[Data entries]
......

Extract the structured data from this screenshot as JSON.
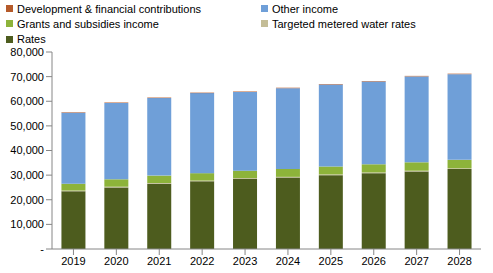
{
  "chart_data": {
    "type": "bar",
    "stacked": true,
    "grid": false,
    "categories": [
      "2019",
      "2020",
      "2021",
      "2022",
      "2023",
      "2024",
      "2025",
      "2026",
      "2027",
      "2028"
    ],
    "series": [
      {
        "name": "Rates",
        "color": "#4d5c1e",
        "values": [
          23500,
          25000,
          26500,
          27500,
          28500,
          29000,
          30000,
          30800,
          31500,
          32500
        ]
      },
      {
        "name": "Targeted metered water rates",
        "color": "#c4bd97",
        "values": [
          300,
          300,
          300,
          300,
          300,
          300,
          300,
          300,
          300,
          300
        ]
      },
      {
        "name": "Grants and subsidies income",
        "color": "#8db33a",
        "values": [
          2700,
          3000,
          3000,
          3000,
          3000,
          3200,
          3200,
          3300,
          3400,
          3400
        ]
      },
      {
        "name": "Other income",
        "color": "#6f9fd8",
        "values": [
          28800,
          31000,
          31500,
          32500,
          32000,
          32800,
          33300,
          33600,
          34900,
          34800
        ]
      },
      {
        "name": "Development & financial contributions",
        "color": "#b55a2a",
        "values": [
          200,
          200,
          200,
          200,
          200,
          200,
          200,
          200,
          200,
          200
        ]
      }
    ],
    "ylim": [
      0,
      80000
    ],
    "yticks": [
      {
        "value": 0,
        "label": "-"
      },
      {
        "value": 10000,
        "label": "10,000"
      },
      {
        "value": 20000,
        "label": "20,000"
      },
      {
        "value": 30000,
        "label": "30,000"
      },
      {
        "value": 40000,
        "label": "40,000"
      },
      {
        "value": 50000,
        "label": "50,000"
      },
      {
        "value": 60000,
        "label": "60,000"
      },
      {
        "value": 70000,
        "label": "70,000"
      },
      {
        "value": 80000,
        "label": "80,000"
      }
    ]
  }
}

......

▸ What is being asked: Your task is an exact transcription of all the data, minus the pictures.

▸ Complete response:
Extract the structured data from this screenshot as JSON.
{
  "chart_data": {
    "type": "bar",
    "stacked": true,
    "grid": false,
    "categories": [
      "2019",
      "2020",
      "2021",
      "2022",
      "2023",
      "2024",
      "2025",
      "2026",
      "2027",
      "2028"
    ],
    "series": [
      {
        "name": "Rates",
        "color": "#4d5c1e",
        "values": [
          23500,
          25000,
          26500,
          27500,
          28500,
          29000,
          30000,
          30800,
          31500,
          32500
        ]
      },
      {
        "name": "Targeted metered water rates",
        "color": "#c4bd97",
        "values": [
          300,
          300,
          300,
          300,
          300,
          300,
          300,
          300,
          300,
          300
        ]
      },
      {
        "name": "Grants and subsidies income",
        "color": "#8db33a",
        "values": [
          2700,
          3000,
          3000,
          3000,
          3000,
          3200,
          3200,
          3300,
          3400,
          3400
        ]
      },
      {
        "name": "Other income",
        "color": "#6f9fd8",
        "values": [
          28800,
          31000,
          31500,
          32500,
          32000,
          32800,
          33300,
          33600,
          34900,
          34800
        ]
      },
      {
        "name": "Development & financial contributions",
        "color": "#b55a2a",
        "values": [
          200,
          200,
          200,
          200,
          200,
          200,
          200,
          200,
          200,
          200
        ]
      }
    ],
    "ylim": [
      0,
      80000
    ],
    "yticks": [
      {
        "value": 0,
        "label": "-"
      },
      {
        "value": 10000,
        "label": "10,000"
      },
      {
        "value": 20000,
        "label": "20,000"
      },
      {
        "value": 30000,
        "label": "30,000"
      },
      {
        "value": 40000,
        "label": "40,000"
      },
      {
        "value": 50000,
        "label": "50,000"
      },
      {
        "value": 60000,
        "label": "60,000"
      },
      {
        "value": 70000,
        "label": "70,000"
      },
      {
        "value": 80000,
        "label": "80,000"
      }
    ]
  }
}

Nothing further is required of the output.